AIM OF THE EXERCISE:
Find the lines that hold the word "trouble" and return them.

Saved entries
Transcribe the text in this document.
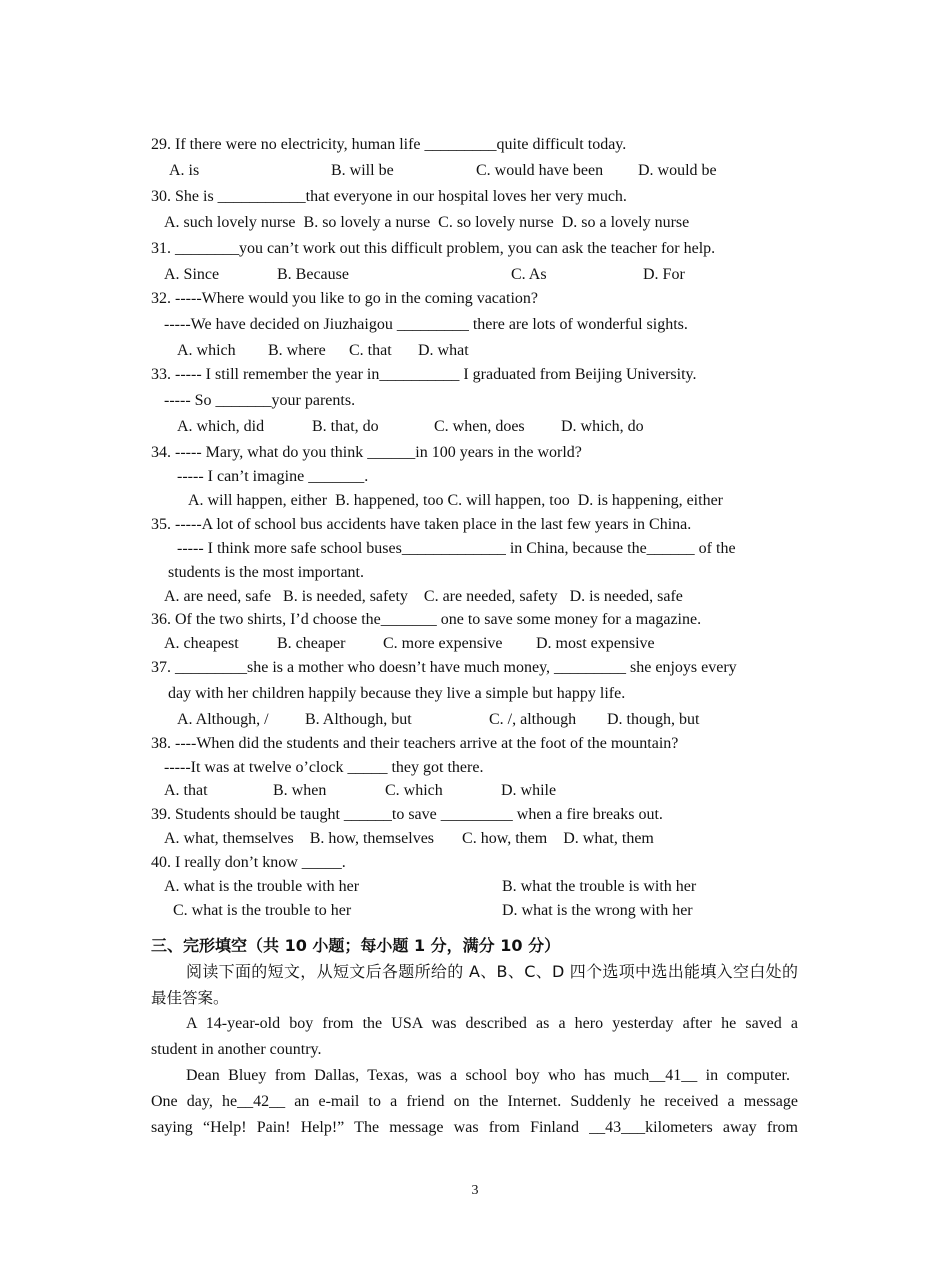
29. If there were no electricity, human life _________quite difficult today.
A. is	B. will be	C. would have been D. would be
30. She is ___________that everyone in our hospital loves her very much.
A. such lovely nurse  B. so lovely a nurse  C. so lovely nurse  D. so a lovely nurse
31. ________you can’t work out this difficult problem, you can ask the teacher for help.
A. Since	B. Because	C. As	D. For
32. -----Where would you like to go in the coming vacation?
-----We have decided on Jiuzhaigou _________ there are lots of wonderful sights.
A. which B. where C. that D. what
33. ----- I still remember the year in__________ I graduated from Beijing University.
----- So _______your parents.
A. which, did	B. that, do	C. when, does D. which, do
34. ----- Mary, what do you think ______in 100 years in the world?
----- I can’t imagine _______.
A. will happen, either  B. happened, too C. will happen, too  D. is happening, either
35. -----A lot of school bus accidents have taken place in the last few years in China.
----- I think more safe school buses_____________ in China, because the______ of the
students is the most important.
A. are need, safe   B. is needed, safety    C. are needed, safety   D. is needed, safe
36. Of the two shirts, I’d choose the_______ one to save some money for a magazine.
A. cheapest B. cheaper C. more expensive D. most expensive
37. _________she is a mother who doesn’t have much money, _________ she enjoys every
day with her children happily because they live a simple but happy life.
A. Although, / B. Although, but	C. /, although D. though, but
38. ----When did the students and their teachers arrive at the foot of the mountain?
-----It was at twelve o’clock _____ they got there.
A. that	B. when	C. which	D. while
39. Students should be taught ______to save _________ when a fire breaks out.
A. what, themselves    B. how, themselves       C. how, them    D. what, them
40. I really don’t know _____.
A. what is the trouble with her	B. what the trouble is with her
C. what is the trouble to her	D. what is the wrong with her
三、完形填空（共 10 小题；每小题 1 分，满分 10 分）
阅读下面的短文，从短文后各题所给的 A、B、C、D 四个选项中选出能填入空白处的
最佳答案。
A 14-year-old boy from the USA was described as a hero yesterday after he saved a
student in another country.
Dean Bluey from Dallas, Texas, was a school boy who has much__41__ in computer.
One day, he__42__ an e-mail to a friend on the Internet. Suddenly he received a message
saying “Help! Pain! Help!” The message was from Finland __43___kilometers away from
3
--
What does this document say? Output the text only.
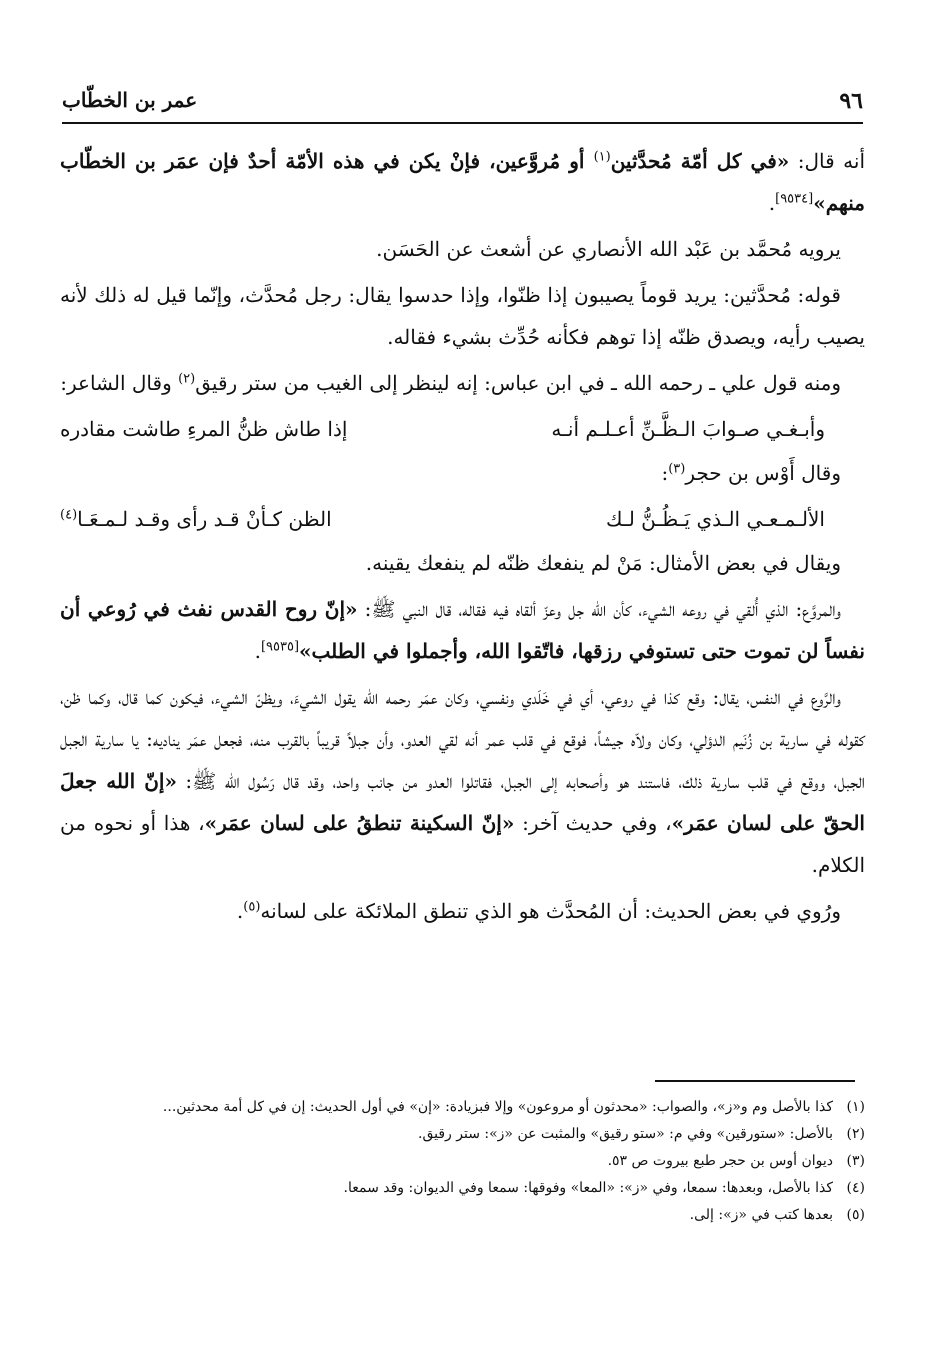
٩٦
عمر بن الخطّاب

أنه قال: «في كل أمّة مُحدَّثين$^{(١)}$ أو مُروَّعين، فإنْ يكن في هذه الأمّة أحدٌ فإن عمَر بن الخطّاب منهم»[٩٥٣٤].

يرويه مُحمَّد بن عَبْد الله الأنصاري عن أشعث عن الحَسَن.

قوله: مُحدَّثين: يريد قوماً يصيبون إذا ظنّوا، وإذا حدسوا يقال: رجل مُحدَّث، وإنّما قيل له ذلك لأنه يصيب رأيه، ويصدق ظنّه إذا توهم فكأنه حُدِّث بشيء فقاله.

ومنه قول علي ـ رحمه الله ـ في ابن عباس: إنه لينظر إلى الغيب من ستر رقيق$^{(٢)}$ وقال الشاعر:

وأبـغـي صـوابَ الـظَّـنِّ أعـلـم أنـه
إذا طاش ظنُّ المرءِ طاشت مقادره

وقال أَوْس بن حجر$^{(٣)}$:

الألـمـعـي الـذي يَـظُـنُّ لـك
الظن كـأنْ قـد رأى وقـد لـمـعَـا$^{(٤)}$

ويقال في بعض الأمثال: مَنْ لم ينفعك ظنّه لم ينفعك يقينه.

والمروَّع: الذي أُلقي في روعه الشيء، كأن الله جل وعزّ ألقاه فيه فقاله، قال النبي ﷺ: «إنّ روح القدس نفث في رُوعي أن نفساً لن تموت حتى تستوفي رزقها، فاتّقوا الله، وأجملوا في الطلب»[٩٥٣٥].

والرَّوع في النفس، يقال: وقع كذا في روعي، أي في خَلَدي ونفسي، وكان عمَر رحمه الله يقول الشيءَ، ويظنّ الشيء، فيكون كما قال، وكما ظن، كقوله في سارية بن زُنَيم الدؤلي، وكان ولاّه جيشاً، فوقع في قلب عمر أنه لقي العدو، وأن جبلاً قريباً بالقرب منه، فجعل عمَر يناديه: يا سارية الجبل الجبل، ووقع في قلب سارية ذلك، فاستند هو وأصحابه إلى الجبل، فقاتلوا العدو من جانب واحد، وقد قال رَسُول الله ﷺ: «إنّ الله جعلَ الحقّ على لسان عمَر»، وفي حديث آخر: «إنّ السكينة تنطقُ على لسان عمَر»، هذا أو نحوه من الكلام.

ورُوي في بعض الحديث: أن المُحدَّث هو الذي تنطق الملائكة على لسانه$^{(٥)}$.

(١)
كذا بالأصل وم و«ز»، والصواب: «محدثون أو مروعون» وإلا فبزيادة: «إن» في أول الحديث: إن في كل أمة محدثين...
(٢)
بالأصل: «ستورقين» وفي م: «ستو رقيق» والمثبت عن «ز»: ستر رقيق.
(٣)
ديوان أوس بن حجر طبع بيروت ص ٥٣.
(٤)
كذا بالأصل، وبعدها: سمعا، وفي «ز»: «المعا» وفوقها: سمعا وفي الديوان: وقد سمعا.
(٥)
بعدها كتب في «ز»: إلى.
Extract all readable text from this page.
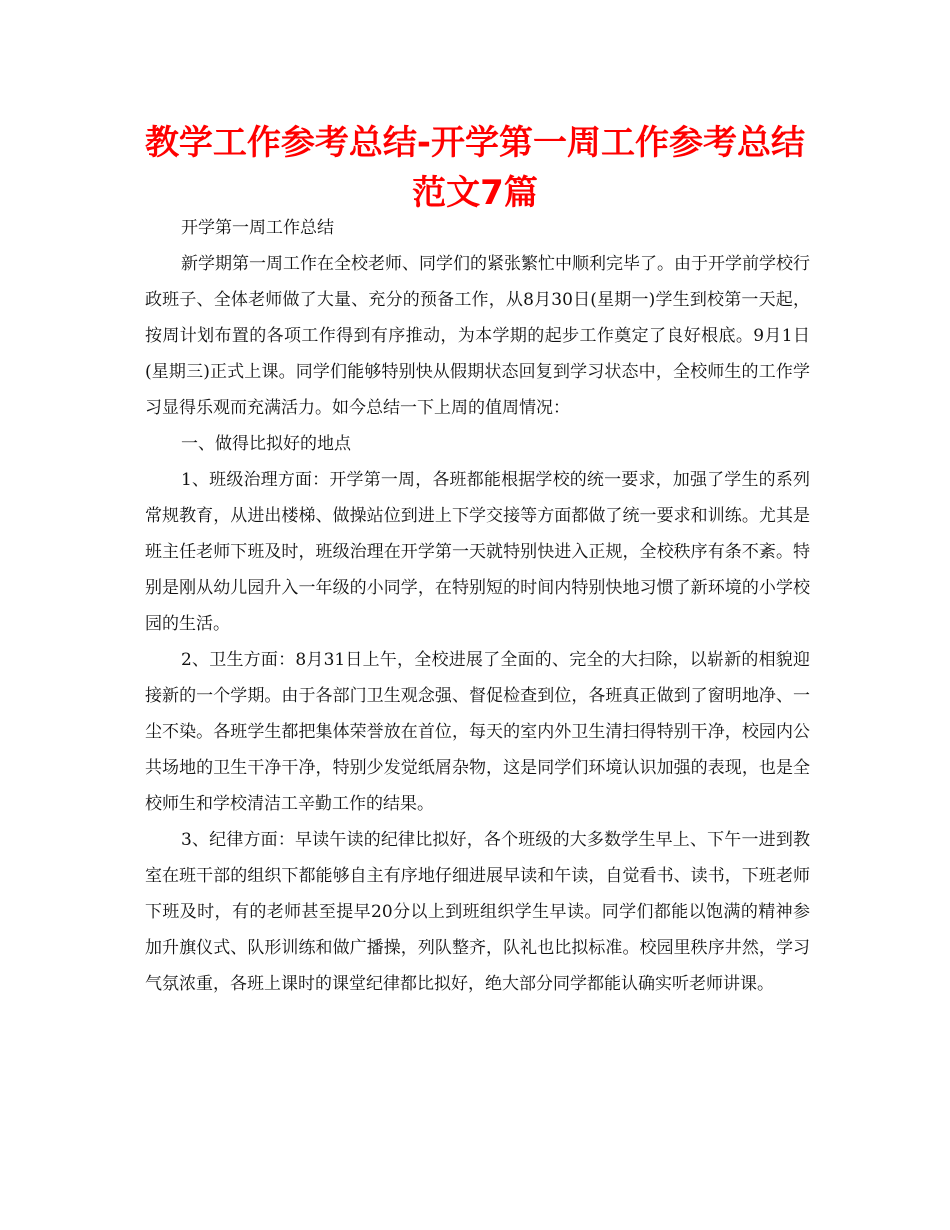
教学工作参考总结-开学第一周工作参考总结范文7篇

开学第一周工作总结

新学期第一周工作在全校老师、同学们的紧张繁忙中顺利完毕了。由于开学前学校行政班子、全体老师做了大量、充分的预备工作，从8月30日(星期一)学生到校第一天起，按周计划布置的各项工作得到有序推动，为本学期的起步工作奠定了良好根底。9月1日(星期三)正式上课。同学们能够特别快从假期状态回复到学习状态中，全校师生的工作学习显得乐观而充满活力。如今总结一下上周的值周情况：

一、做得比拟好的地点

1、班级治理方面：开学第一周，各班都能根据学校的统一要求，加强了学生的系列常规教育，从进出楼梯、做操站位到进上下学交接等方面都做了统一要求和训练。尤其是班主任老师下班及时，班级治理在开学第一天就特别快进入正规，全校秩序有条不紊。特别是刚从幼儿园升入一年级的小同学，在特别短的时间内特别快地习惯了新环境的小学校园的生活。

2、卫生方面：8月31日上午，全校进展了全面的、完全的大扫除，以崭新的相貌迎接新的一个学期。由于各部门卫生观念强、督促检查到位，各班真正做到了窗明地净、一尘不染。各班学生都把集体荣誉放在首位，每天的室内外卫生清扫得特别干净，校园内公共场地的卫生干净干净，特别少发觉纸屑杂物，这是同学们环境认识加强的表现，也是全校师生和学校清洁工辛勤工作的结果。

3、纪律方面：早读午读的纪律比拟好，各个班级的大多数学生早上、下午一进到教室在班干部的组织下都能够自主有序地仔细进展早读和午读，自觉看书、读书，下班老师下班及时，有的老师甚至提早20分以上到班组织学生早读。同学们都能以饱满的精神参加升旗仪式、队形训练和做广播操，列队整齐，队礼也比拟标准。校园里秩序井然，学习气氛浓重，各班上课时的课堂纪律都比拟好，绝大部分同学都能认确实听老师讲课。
* * *
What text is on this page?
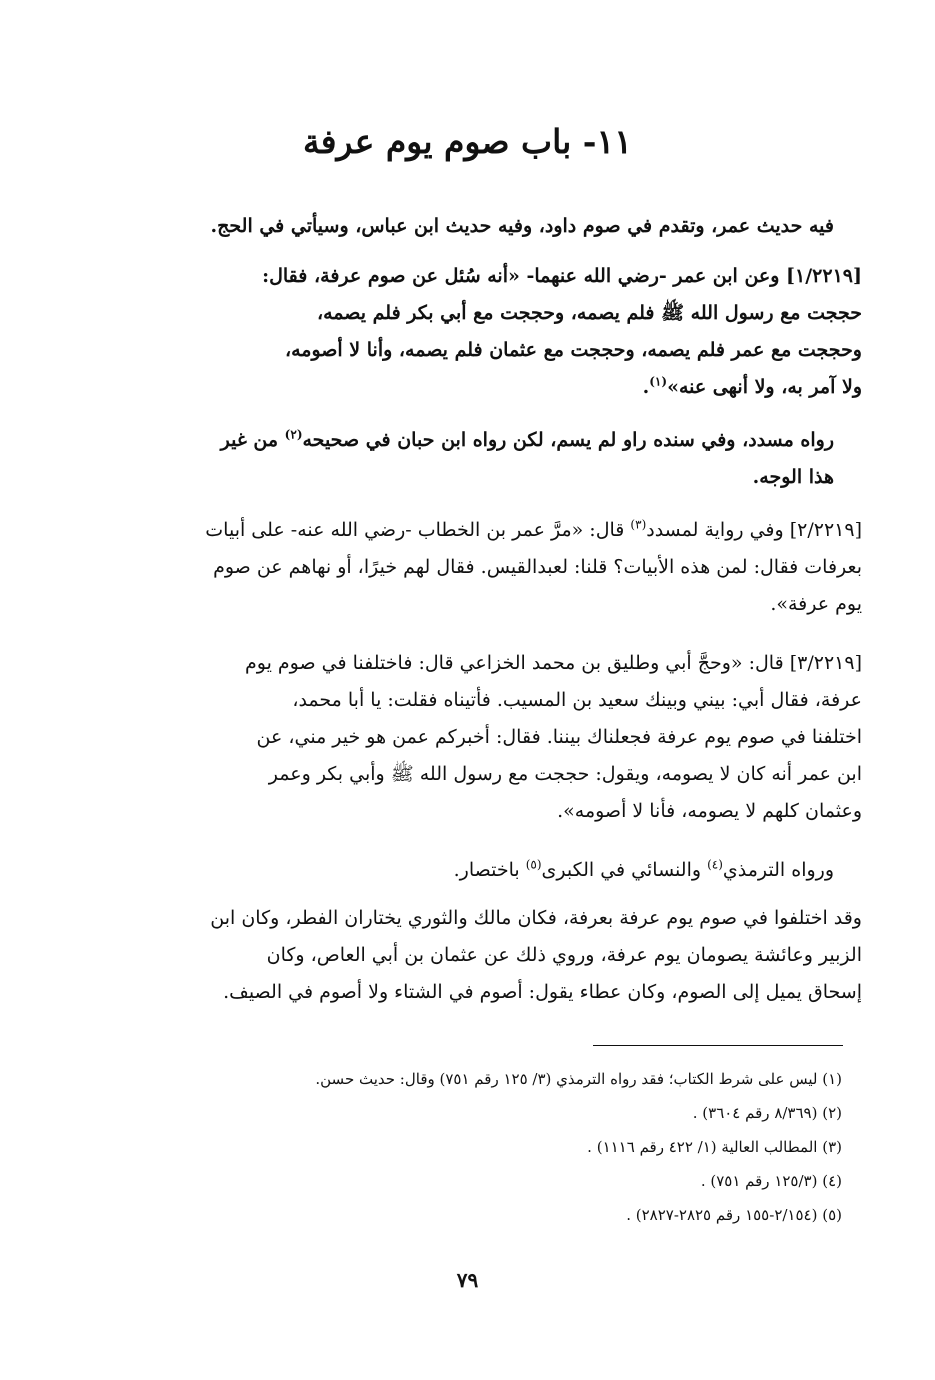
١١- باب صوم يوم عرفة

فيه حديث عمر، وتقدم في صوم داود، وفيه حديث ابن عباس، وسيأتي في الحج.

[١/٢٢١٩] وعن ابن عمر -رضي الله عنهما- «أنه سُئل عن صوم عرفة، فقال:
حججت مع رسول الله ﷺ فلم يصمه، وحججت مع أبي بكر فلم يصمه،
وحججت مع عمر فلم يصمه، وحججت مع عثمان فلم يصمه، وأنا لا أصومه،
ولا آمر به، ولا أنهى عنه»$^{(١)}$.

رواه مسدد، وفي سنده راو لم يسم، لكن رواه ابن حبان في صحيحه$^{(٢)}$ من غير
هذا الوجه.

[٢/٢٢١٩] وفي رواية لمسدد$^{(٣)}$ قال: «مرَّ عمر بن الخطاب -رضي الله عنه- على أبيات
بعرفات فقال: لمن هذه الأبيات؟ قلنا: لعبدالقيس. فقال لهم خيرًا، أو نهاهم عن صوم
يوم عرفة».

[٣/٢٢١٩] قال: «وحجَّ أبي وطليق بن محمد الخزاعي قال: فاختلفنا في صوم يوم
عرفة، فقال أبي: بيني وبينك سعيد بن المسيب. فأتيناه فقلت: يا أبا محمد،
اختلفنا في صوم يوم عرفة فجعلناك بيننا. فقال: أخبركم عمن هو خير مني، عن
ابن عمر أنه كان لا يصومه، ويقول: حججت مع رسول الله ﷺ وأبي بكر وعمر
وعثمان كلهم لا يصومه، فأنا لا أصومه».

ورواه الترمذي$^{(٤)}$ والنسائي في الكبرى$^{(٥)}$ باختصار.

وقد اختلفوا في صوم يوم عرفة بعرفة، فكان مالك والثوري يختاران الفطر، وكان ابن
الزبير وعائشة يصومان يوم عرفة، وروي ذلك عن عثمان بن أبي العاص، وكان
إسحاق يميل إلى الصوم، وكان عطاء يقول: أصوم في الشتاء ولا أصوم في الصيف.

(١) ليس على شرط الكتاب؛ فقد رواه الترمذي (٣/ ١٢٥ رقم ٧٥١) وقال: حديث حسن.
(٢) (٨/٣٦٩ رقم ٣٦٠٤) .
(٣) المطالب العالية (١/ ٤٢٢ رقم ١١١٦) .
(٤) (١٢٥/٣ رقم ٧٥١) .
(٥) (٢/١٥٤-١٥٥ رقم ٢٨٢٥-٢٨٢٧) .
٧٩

CORRECT ANSWER:
A. what is the trouble with her	B. what the trouble is with her
C. what is the trouble to her	D. what is the wrong with her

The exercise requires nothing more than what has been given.